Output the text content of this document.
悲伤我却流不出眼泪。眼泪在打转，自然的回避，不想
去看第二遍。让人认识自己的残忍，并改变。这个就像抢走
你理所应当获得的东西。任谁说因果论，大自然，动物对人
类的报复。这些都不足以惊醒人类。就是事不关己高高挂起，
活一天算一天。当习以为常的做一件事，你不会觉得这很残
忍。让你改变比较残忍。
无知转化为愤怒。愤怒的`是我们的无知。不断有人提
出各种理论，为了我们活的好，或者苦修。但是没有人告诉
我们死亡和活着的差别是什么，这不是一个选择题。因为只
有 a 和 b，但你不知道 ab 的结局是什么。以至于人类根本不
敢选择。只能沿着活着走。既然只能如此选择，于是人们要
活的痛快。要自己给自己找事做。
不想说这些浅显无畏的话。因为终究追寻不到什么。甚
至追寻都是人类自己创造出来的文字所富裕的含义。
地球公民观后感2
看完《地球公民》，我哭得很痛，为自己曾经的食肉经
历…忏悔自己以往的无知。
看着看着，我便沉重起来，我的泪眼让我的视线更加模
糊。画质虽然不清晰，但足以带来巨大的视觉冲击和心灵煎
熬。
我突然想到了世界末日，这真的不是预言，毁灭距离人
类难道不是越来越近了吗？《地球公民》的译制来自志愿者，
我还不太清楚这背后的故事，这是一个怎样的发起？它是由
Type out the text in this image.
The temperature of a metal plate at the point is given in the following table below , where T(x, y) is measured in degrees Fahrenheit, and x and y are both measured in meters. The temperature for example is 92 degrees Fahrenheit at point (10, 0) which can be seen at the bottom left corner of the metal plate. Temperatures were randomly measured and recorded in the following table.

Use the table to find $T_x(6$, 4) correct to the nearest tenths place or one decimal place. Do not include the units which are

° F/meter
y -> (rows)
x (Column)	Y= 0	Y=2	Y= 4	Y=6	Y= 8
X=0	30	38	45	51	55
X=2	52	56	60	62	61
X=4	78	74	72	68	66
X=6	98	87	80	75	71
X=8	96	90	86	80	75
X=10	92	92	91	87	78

Exercise aim:
Only the lines from the one containing "Type out the text in this image." to the end of the data should be printed, exactly as they stand.

Final result:
Type out the text in this image.
The temperature of a metal plate at the point is given in the following table below , where T(x, y) is measured in degrees Fahrenheit, and x and y are both measured in meters. The temperature for example is 92 degrees Fahrenheit at point (10, 0) which can be seen at the bottom left corner of the metal plate. Temperatures were randomly measured and recorded in the following table.

Use the table to find $T_x(6$, 4) correct to the nearest tenths place or one decimal place. Do not include the units which are

° F/meter
y -> (rows)
x (Column)	Y= 0	Y=2	Y= 4	Y=6	Y= 8
X=0	30	38	45	51	55
X=2	52	56	60	62	61
X=4	78	74	72	68	66
X=6	98	87	80	75	71
X=8	96	90	86	80	75
X=10	92	92	91	87	78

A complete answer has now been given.